*AIM*
Copy nothing but the text: reproduce each line of the listing exactly and leave the pictures out.

[Records from a data source]
• • •

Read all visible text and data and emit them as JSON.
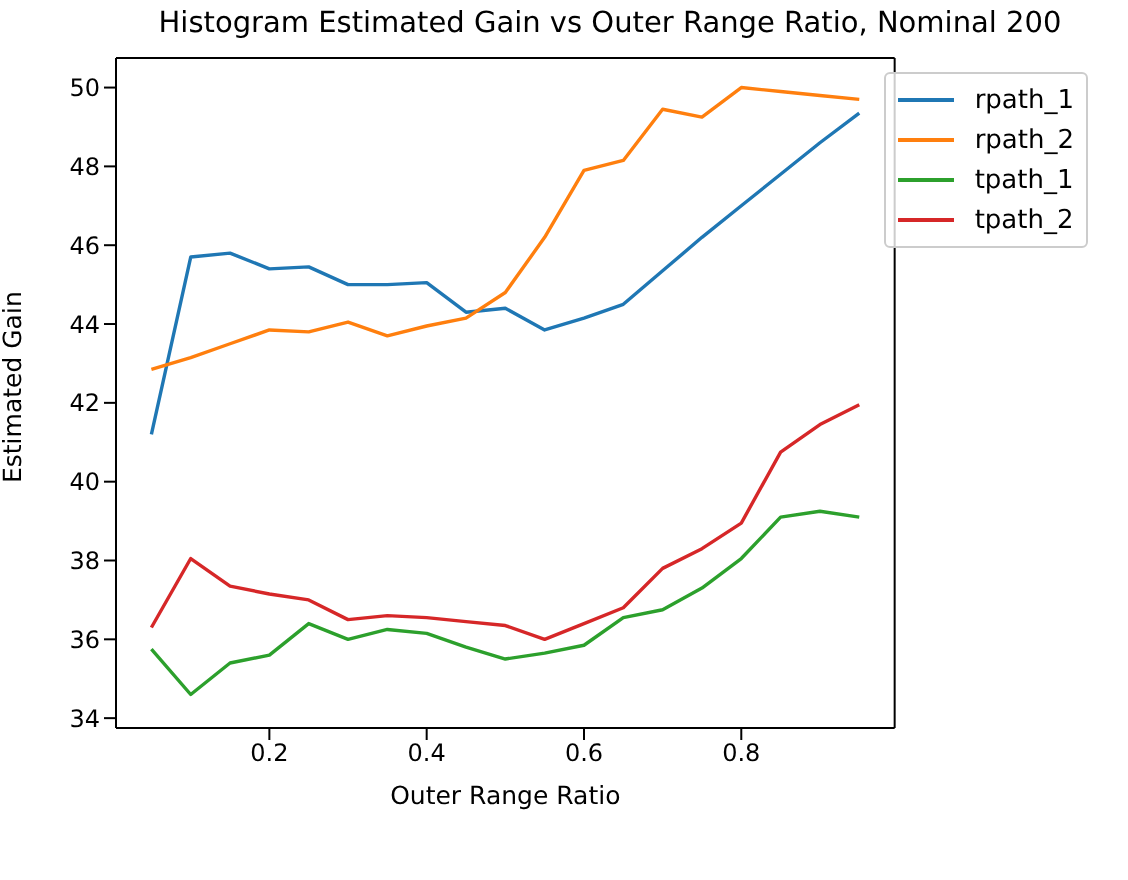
{
  "chart_data": {
    "type": "line",
    "title": "Histogram Estimated Gain vs Outer Range Ratio, Nominal 200",
    "xlabel": "Outer Range Ratio",
    "ylabel": "Estimated Gain",
    "x": [
      0.05,
      0.1,
      0.15,
      0.2,
      0.25,
      0.3,
      0.35,
      0.4,
      0.45,
      0.5,
      0.55,
      0.6,
      0.65,
      0.7,
      0.75,
      0.8,
      0.85,
      0.9,
      0.95
    ],
    "series": [
      {
        "name": "rpath_1",
        "color": "#1f77b4",
        "values": [
          41.2,
          45.7,
          45.8,
          45.4,
          45.45,
          45.0,
          45.0,
          45.05,
          44.3,
          44.4,
          43.85,
          44.15,
          44.5,
          45.35,
          46.2,
          47.0,
          47.8,
          48.6,
          49.35
        ]
      },
      {
        "name": "rpath_2",
        "color": "#ff7f0e",
        "values": [
          42.85,
          43.15,
          43.5,
          43.85,
          43.8,
          44.05,
          43.7,
          43.95,
          44.15,
          44.8,
          46.2,
          47.9,
          48.15,
          49.45,
          49.25,
          50.0,
          49.9,
          49.8,
          49.7
        ]
      },
      {
        "name": "tpath_1",
        "color": "#2ca02c",
        "values": [
          35.75,
          34.6,
          35.4,
          35.6,
          36.4,
          36.0,
          36.25,
          36.15,
          35.8,
          35.5,
          35.65,
          35.85,
          36.55,
          36.75,
          37.3,
          38.05,
          39.1,
          39.25,
          39.1
        ]
      },
      {
        "name": "tpath_2",
        "color": "#d62728",
        "values": [
          36.3,
          38.05,
          37.35,
          37.15,
          37.0,
          36.5,
          36.6,
          36.55,
          36.45,
          36.35,
          36.0,
          36.4,
          36.8,
          37.8,
          38.3,
          38.95,
          40.75,
          41.45,
          41.95
        ]
      }
    ],
    "xlim": [
      0.005,
      0.995
    ],
    "ylim": [
      33.75,
      50.75
    ],
    "xticks": [
      {
        "value": 0.2,
        "label": "0.2"
      },
      {
        "value": 0.4,
        "label": "0.4"
      },
      {
        "value": 0.6,
        "label": "0.6"
      },
      {
        "value": 0.8,
        "label": "0.8"
      }
    ],
    "yticks": [
      34,
      36,
      38,
      40,
      42,
      44,
      46,
      48,
      50
    ],
    "legend": "top right",
    "grid": false,
    "marker": "none",
    "line_style": "solid"
  }
}
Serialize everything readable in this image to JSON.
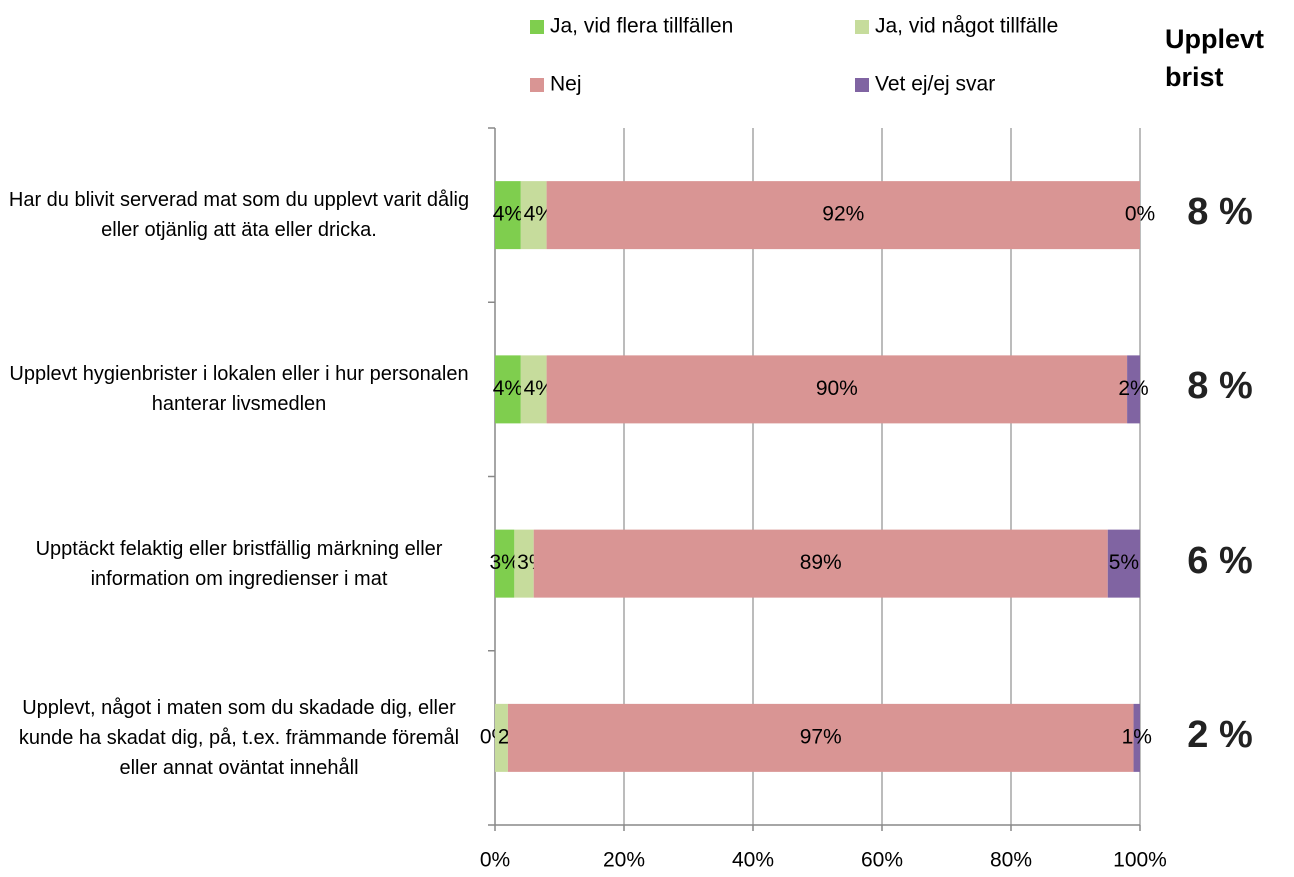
{
  "chart_data": {
    "type": "stacked_barh",
    "categories": [
      "Har du blivit serverad mat som du upplevt varit dålig eller otjänlig att äta eller dricka.",
      "Upplevt hygienbrister i lokalen eller i hur personalen hanterar livsmedlen",
      "Upptäckt felaktig eller bristfällig märkning eller information om ingredienser i mat",
      "Upplevt, något i maten som du skadade dig, eller kunde ha skadat dig, på, t.ex. främmande föremål eller annat oväntat innehåll"
    ],
    "series": [
      {
        "name": "Ja, vid flera tillfällen",
        "color": "#7fce4e",
        "values": [
          4,
          4,
          3,
          0
        ],
        "value_labels": [
          "4%",
          "4%",
          "3%",
          "0%"
        ]
      },
      {
        "name": "Ja, vid något tillfälle",
        "color": "#c6dc9c",
        "values": [
          4,
          4,
          3,
          2
        ],
        "value_labels": [
          "4%",
          "4%",
          "3%",
          "2%"
        ]
      },
      {
        "name": "Nej",
        "color": "#d99594",
        "values": [
          92,
          90,
          89,
          97
        ],
        "value_labels": [
          "92%",
          "90%",
          "89%",
          "97%"
        ]
      },
      {
        "name": "Vet ej/ej svar",
        "color": "#8064a2",
        "values": [
          0,
          2,
          5,
          1
        ],
        "value_labels": [
          "0%",
          "2%",
          "5%",
          "1%"
        ]
      }
    ],
    "xlim": [
      0,
      100
    ],
    "xticks": [
      {
        "value": 0,
        "label": "0%"
      },
      {
        "value": 20,
        "label": "20%"
      },
      {
        "value": 40,
        "label": "40%"
      },
      {
        "value": 60,
        "label": "60%"
      },
      {
        "value": 80,
        "label": "80%"
      },
      {
        "value": 100,
        "label": "100%"
      }
    ],
    "grid": true,
    "legend": "top",
    "side_annotation": {
      "title": "Upplevt brist",
      "values": [
        "8 %",
        "8 %",
        "6 %",
        "2 %"
      ]
    }
  }
}
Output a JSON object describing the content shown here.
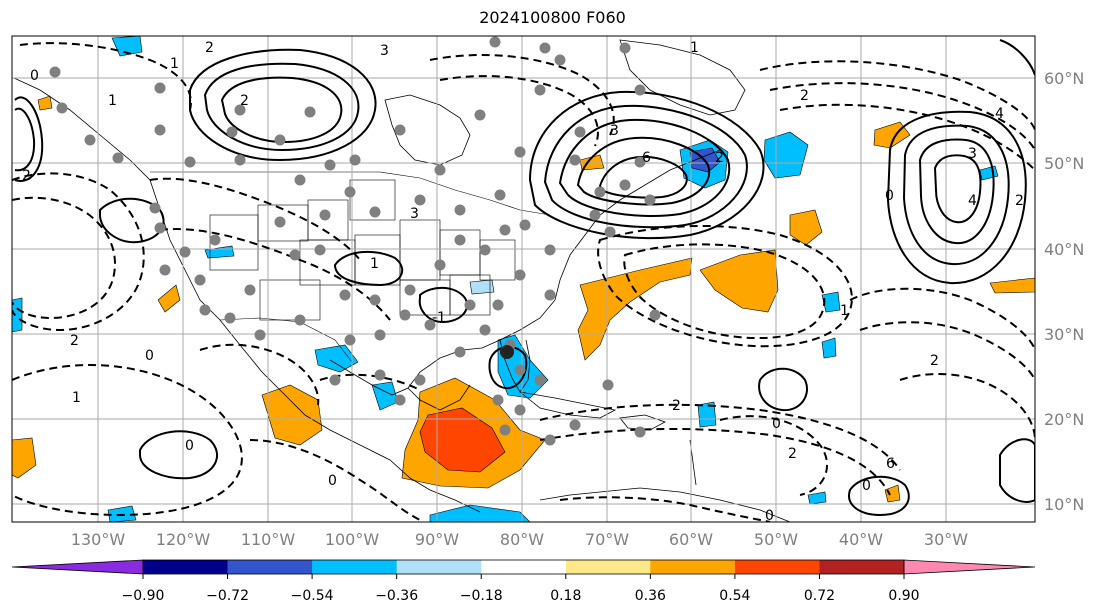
{
  "title": "2024100800 F060",
  "lat_labels": [
    "60°N",
    "50°N",
    "40°N",
    "30°N",
    "20°N",
    "10°N"
  ],
  "lon_labels": [
    "130°W",
    "120°W",
    "110°W",
    "100°W",
    "90°W",
    "80°W",
    "70°W",
    "60°W",
    "50°W",
    "40°W",
    "30°W"
  ],
  "colorbar": {
    "colors": [
      "#8a2be2",
      "#00008b",
      "#3355cc",
      "#00bfff",
      "#b0e0f8",
      "#ffffff",
      "#ffe88a",
      "#ffa500",
      "#ff4500",
      "#b22222",
      "#ff88b0"
    ],
    "tick_labels": [
      "−0.90",
      "−0.72",
      "−0.54",
      "−0.36",
      "−0.18",
      "0.18",
      "0.36",
      "0.54",
      "0.72",
      "0.90"
    ]
  },
  "contour_labels": [
    "2",
    "2",
    "1",
    "0",
    "2",
    "3",
    "2",
    "0",
    "1",
    "3",
    "3",
    "6",
    "2",
    "4",
    "3",
    "4",
    "2",
    "1",
    "0",
    "1",
    "2",
    "2",
    "0",
    "2",
    "0",
    "0",
    "6",
    "2",
    "0",
    "0",
    "1",
    "1",
    "-1"
  ],
  "shading_colors": {
    "orange": "#ffa500",
    "red": "#ff4500",
    "blue": "#00bfff",
    "light_blue": "#b0e0f8",
    "mid_blue": "#3355cc"
  }
}
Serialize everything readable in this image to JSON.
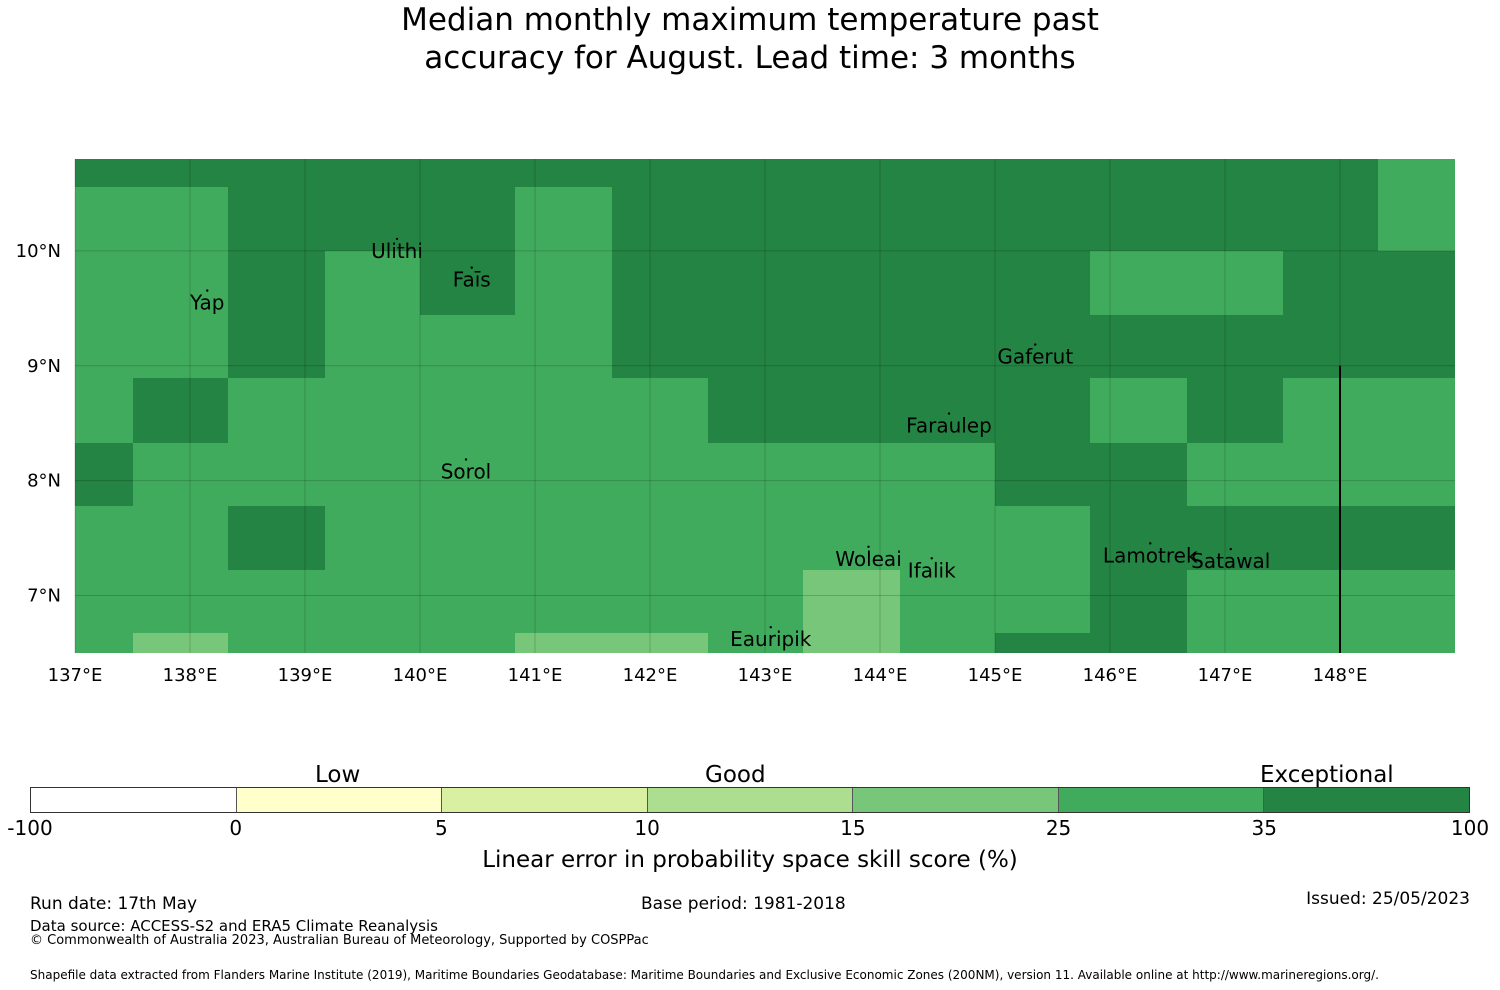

• • •

*SOLUTION TO THE EXERCISE*
Read all visible text and data and emit them as JSON.
{
  "chart_data": {
    "type": "line",
    "title": "Histogram Estimated Gain vs Outer Range Ratio, Nominal 200",
    "xlabel": "Outer Range Ratio",
    "ylabel": "Estimated Gain",
    "x": [
      0.05,
      0.1,
      0.15,
      0.2,
      0.25,
      0.3,
      0.35,
      0.4,
      0.45,
      0.5,
      0.55,
      0.6,
      0.65,
      0.7,
      0.75,
      0.8,
      0.85,
      0.9,
      0.95
    ],
    "series": [
      {
        "name": "rpath_1",
        "color": "#1f77b4",
        "values": [
          41.2,
          45.7,
          45.8,
          45.4,
          45.45,
          45.0,
          45.0,
          45.05,
          44.3,
          44.4,
          43.85,
          44.15,
          44.5,
          45.35,
          46.2,
          47.0,
          47.8,
          48.6,
          49.35
        ]
      },
      {
        "name": "rpath_2",
        "color": "#ff7f0e",
        "values": [
          42.85,
          43.15,
          43.5,
          43.85,
          43.8,
          44.05,
          43.7,
          43.95,
          44.15,
          44.8,
          46.2,
          47.9,
          48.15,
          49.45,
          49.25,
          50.0,
          49.9,
          49.8,
          49.7
        ]
      },
      {
        "name": "tpath_1",
        "color": "#2ca02c",
        "values": [
          35.75,
          34.6,
          35.4,
          35.6,
          36.4,
          36.0,
          36.25,
          36.15,
          35.8,
          35.5,
          35.65,
          35.85,
          36.55,
          36.75,
          37.3,
          38.05,
          39.1,
          39.25,
          39.1
        ]
      },
      {
        "name": "tpath_2",
        "color": "#d62728",
        "values": [
          36.3,
          38.05,
          37.35,
          37.15,
          37.0,
          36.5,
          36.6,
          36.55,
          36.45,
          36.35,
          36.0,
          36.4,
          36.8,
          37.8,
          38.3,
          38.95,
          40.75,
          41.45,
          41.95
        ]
      }
    ],
    "xlim": [
      0.005,
      0.995
    ],
    "ylim": [
      33.75,
      50.75
    ],
    "xticks": [
      {
        "value": 0.2,
        "label": "0.2"
      },
      {
        "value": 0.4,
        "label": "0.4"
      },
      {
        "value": 0.6,
        "label": "0.6"
      },
      {
        "value": 0.8,
        "label": "0.8"
      }
    ],
    "yticks": [
      34,
      36,
      38,
      40,
      42,
      44,
      46,
      48,
      50
    ],
    "legend": "top right",
    "grid": false,
    "marker": "none",
    "line_style": "solid"
  }
}
Serialize everything readable in this image to JSON.
{
  "chart_data": {
    "type": "stacked_barh",
    "categories": [
      "Har du blivit serverad mat som du upplevt varit dålig eller otjänlig att äta eller dricka.",
      "Upplevt hygienbrister i lokalen eller i hur personalen hanterar livsmedlen",
      "Upptäckt felaktig eller bristfällig märkning eller information om ingredienser i mat",
      "Upplevt, något i maten som du skadade dig, eller kunde ha skadat dig, på, t.ex. främmande föremål eller annat oväntat innehåll"
    ],
    "series": [
      {
        "name": "Ja, vid flera tillfällen",
        "color": "#7fce4e",
        "values": [
          4,
          4,
          3,
          0
        ],
        "value_labels": [
          "4%",
          "4%",
          "3%",
          "0%"
        ]
      },
      {
        "name": "Ja, vid något tillfälle",
        "color": "#c6dc9c",
        "values": [
          4,
          4,
          3,
          2
        ],
        "value_labels": [
          "4%",
          "4%",
          "3%",
          "2%"
        ]
      },
      {
        "name": "Nej",
        "color": "#d99594",
        "values": [
          92,
          90,
          89,
          97
        ],
        "value_labels": [
          "92%",
          "90%",
          "89%",
          "97%"
        ]
      },
      {
        "name": "Vet ej/ej svar",
        "color": "#8064a2",
        "values": [
          0,
          2,
          5,
          1
        ],
        "value_labels": [
          "0%",
          "2%",
          "5%",
          "1%"
        ]
      }
    ],
    "xlim": [
      0,
      100
    ],
    "xticks": [
      {
        "value": 0,
        "label": "0%"
      },
      {
        "value": 20,
        "label": "20%"
      },
      {
        "value": 40,
        "label": "40%"
      },
      {
        "value": 60,
        "label": "60%"
      },
      {
        "value": 80,
        "label": "80%"
      },
      {
        "value": 100,
        "label": "100%"
      }
    ],
    "grid": true,
    "legend": "top",
    "side_annotation": {
      "title": "Upplevt brist",
      "values": [
        "8 %",
        "8 %",
        "6 %",
        "2 %"
      ]
    }
  }
}
Output a JSON object describing the content shown here.
{
  "title": "2024100800 F060",
  "lat_labels": [
    "60°N",
    "50°N",
    "40°N",
    "30°N",
    "20°N",
    "10°N"
  ],
  "lon_labels": [
    "130°W",
    "120°W",
    "110°W",
    "100°W",
    "90°W",
    "80°W",
    "70°W",
    "60°W",
    "50°W",
    "40°W",
    "30°W"
  ],
  "colorbar": {
    "colors": [
      "#8a2be2",
      "#00008b",
      "#3355cc",
      "#00bfff",
      "#b0e0f8",
      "#ffffff",
      "#ffe88a",
      "#ffa500",
      "#ff4500",
      "#b22222",
      "#ff88b0"
    ],
    "tick_labels": [
      "−0.90",
      "−0.72",
      "−0.54",
      "−0.36",
      "−0.18",
      "0.18",
      "0.36",
      "0.54",
      "0.72",
      "0.90"
    ]
  },
  "contour_labels": [
    "2",
    "2",
    "1",
    "0",
    "2",
    "3",
    "2",
    "0",
    "1",
    "3",
    "3",
    "6",
    "2",
    "4",
    "3",
    "4",
    "2",
    "1",
    "0",
    "1",
    "2",
    "2",
    "0",
    "2",
    "0",
    "0",
    "6",
    "2",
    "0",
    "0",
    "1",
    "1",
    "-1"
  ],
  "shading_colors": {
    "orange": "#ffa500",
    "red": "#ff4500",
    "blue": "#00bfff",
    "light_blue": "#b0e0f8",
    "mid_blue": "#3355cc"
  }
}
Serialize everything readable in this image to JSON.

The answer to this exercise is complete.